● **What you should do**
Find each line containing the string "συμμάχων" and return it.

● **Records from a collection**
——

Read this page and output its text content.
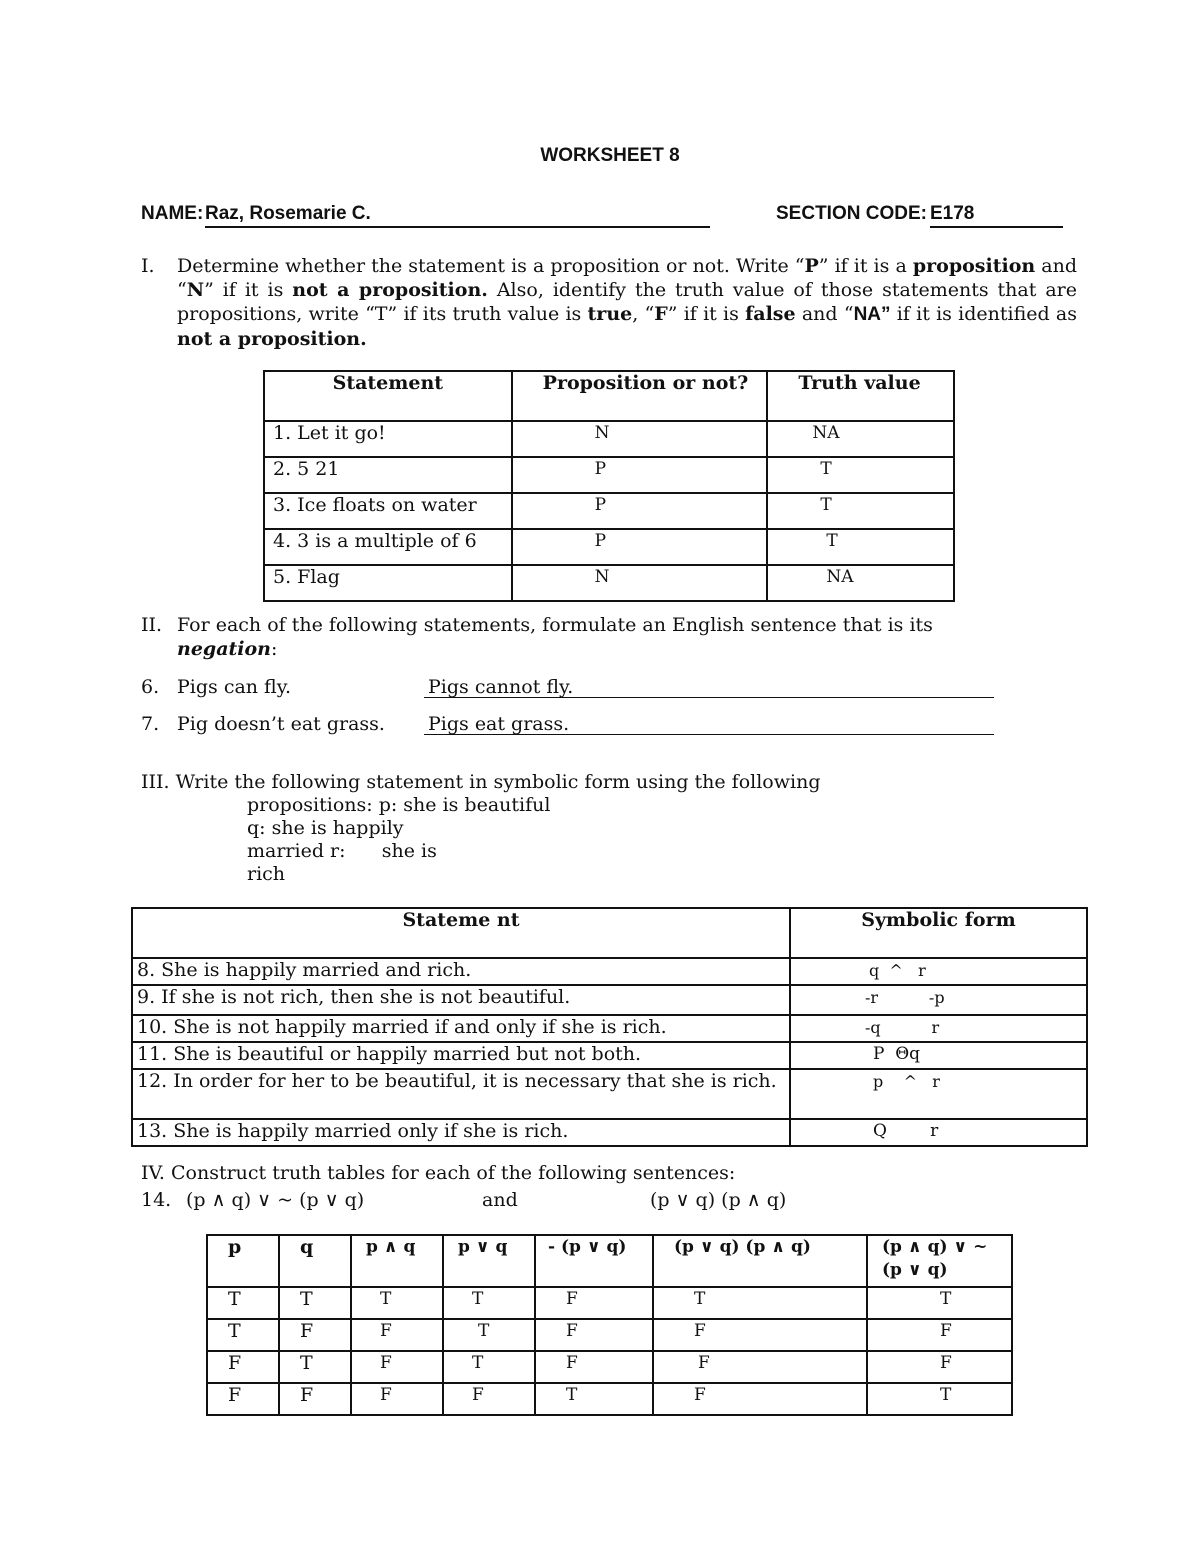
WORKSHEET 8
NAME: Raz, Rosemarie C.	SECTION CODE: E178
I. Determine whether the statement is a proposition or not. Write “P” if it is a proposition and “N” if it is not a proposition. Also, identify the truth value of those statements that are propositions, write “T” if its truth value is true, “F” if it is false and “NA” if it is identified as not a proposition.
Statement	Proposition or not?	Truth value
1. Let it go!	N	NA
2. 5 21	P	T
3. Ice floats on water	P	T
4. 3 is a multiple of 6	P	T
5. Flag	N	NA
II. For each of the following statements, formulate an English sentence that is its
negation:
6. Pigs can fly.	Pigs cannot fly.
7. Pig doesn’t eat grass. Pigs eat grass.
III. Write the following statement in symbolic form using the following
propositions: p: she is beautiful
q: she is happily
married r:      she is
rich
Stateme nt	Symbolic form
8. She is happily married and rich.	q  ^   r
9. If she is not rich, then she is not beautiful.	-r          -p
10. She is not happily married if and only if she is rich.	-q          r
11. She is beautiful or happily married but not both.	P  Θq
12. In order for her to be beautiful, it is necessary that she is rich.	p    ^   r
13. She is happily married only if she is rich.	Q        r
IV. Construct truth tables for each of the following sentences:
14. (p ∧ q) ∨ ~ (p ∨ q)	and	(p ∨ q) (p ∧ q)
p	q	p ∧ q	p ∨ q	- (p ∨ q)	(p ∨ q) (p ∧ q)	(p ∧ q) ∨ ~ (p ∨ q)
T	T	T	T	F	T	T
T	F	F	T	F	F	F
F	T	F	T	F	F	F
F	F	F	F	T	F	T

——

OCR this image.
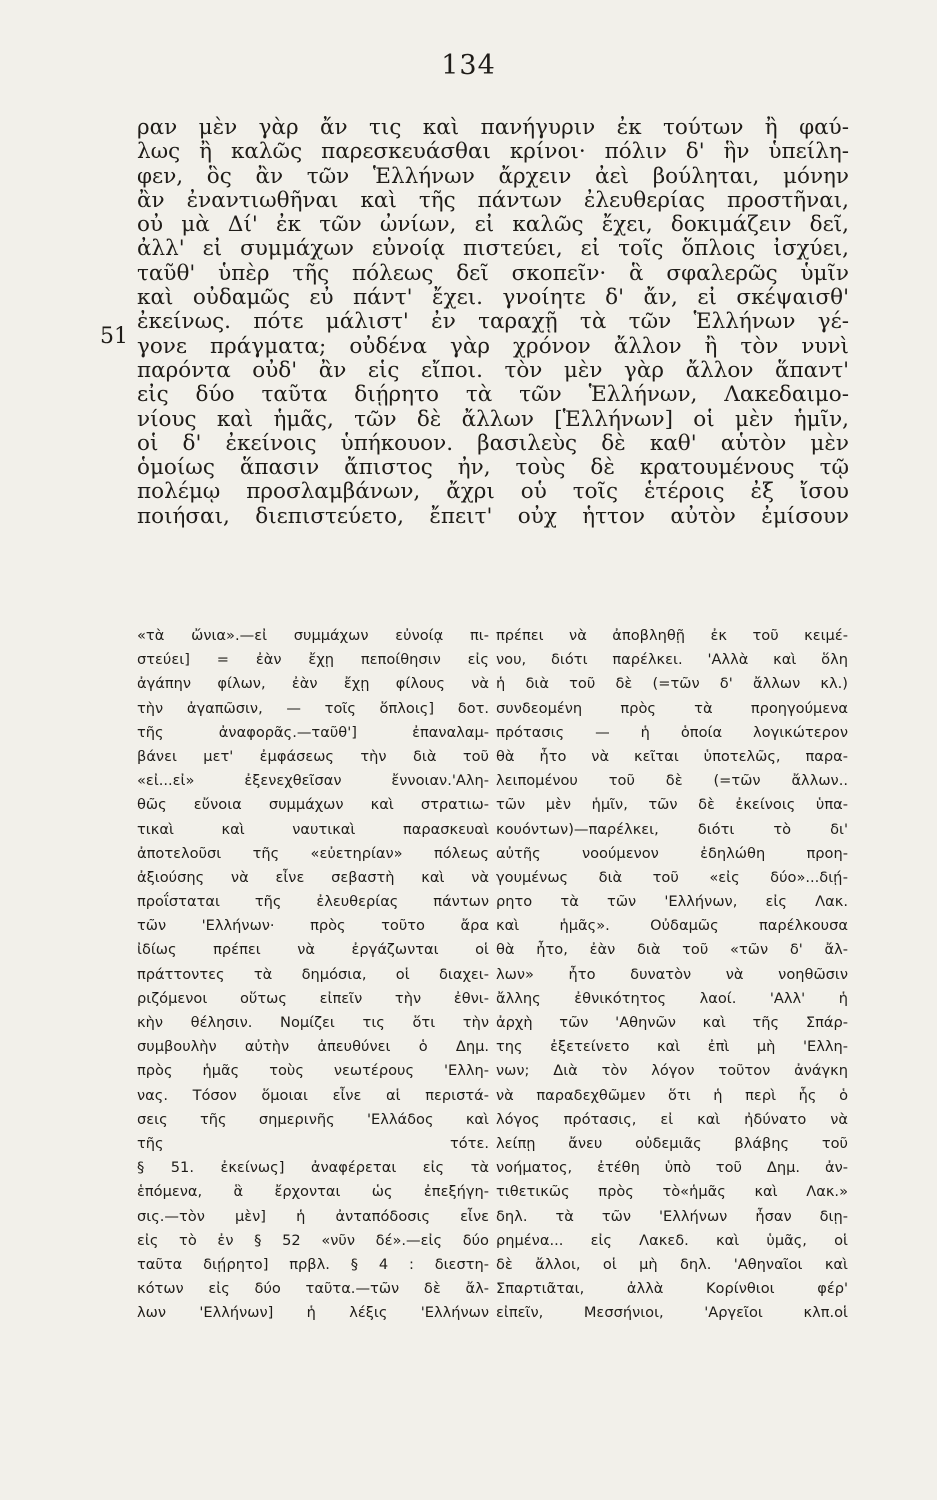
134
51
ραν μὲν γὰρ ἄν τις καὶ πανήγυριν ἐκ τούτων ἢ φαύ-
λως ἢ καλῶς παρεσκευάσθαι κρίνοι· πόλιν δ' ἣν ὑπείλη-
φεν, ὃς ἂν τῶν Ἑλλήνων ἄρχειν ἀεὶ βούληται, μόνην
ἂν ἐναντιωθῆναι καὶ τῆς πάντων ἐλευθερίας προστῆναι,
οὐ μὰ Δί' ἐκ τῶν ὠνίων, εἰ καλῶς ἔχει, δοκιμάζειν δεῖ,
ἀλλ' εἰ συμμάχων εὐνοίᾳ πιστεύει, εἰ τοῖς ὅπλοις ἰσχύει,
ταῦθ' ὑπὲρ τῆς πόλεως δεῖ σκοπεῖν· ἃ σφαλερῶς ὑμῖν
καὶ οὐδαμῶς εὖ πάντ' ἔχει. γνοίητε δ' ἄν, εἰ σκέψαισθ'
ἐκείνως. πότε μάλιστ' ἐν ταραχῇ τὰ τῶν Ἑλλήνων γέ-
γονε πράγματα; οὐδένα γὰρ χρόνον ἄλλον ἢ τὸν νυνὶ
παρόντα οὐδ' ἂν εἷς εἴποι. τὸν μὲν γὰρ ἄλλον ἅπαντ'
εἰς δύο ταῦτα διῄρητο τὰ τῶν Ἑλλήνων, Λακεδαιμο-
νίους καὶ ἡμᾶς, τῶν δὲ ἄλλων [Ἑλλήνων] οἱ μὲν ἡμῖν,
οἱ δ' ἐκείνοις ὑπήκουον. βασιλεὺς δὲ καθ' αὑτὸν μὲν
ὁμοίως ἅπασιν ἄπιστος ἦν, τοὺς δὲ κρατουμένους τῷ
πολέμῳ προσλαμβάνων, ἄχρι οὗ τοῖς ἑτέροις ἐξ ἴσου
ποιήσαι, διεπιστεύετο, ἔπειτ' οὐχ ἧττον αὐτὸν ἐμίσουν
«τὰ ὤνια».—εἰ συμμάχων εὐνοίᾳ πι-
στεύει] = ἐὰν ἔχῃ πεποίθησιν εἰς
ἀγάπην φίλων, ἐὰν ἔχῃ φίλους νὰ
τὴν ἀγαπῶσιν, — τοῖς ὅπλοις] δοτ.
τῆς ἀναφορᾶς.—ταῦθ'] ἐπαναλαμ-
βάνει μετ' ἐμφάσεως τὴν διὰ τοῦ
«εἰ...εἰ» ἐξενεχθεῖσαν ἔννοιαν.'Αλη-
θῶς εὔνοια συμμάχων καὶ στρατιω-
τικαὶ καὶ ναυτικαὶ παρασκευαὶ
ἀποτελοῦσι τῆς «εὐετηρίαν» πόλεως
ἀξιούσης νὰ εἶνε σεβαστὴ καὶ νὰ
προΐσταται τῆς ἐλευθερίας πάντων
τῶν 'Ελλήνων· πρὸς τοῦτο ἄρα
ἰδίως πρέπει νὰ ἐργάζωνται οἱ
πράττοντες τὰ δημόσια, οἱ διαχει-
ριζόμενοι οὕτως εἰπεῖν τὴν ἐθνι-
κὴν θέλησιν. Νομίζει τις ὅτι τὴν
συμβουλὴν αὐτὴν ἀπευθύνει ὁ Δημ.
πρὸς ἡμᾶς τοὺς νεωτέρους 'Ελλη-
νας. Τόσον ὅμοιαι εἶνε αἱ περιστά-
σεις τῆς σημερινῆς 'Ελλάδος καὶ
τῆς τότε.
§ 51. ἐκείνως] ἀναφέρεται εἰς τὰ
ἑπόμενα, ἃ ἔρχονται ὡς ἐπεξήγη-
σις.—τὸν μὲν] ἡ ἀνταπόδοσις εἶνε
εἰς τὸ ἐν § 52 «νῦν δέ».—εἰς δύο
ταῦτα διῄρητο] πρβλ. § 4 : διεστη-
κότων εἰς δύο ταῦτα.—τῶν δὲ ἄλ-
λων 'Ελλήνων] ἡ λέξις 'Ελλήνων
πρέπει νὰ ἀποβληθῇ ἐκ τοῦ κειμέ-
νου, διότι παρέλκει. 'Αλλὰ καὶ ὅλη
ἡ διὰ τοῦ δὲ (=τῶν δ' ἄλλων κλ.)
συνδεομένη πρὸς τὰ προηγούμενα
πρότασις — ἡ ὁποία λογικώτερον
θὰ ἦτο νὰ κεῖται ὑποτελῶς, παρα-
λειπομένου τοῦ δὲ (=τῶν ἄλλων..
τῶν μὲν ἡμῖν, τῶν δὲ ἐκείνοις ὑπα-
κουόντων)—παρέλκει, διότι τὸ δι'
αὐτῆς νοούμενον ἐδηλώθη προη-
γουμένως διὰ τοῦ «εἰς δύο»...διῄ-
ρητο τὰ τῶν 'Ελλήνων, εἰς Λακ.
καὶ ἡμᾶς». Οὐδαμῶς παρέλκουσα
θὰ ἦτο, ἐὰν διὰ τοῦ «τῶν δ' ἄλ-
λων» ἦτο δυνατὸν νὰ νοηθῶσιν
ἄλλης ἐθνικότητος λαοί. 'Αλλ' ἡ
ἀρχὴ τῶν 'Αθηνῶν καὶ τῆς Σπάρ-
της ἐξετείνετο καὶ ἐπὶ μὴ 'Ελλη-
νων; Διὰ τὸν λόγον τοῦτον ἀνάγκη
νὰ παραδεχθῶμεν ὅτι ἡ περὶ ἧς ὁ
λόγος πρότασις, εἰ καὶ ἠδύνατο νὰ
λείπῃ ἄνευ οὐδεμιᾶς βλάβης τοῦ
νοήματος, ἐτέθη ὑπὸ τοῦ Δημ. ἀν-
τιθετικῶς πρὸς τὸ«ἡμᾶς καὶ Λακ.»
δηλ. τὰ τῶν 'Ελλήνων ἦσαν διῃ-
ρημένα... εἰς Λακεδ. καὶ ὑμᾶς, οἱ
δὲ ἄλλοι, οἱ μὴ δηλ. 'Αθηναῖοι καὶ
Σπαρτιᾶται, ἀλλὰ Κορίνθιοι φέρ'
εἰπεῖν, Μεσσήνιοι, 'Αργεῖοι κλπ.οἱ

——

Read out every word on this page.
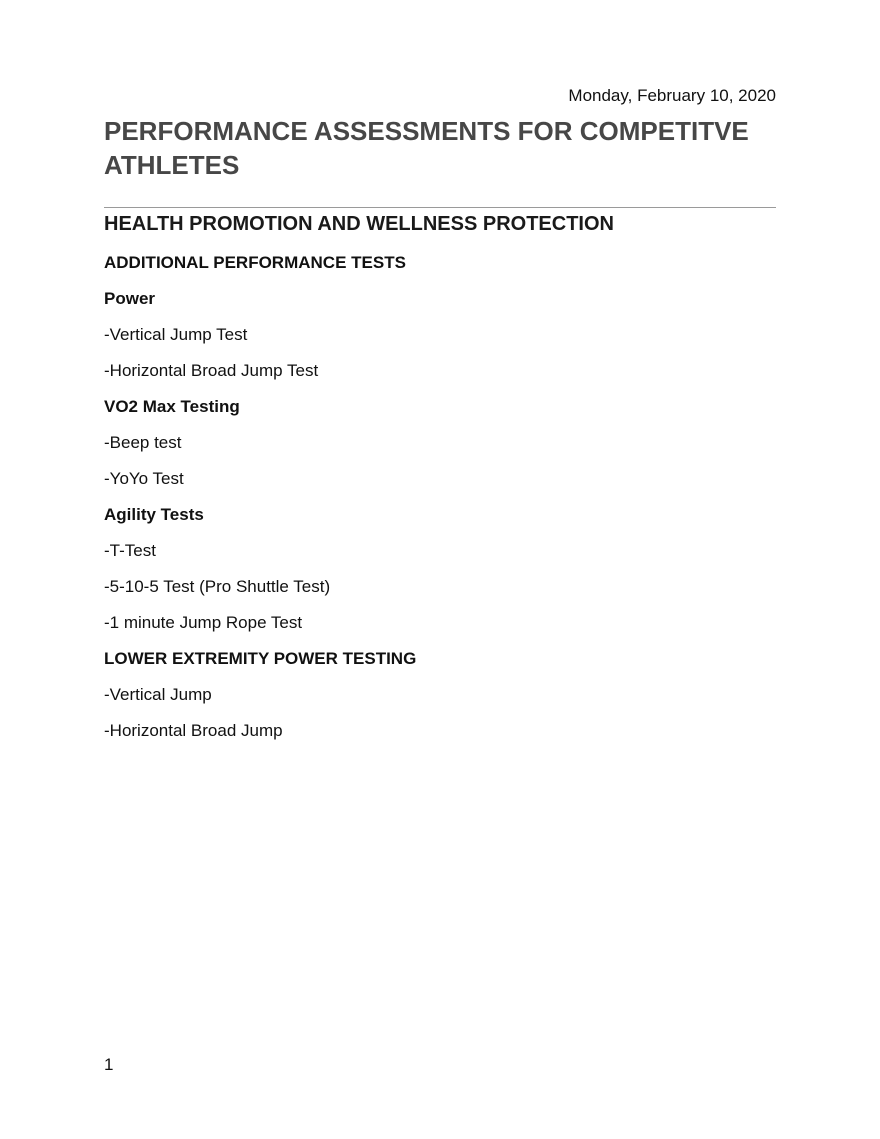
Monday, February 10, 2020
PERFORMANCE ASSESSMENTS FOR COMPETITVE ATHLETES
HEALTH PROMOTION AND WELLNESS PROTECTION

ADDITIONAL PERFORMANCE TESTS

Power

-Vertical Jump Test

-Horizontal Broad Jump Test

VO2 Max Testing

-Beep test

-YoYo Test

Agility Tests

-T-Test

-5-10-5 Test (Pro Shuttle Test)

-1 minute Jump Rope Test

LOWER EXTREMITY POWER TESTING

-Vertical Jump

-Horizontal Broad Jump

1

——

● **Final result**
ἀλλ' εἰ συμμάχων εὐνοίᾳ πιστεύει, εἰ τοῖς ὅπλοις ἰσχύει,
«τὰ ὤνια».—εἰ συμμάχων εὐνοίᾳ πι-
θῶς εὔνοια συμμάχων καὶ στρατιω-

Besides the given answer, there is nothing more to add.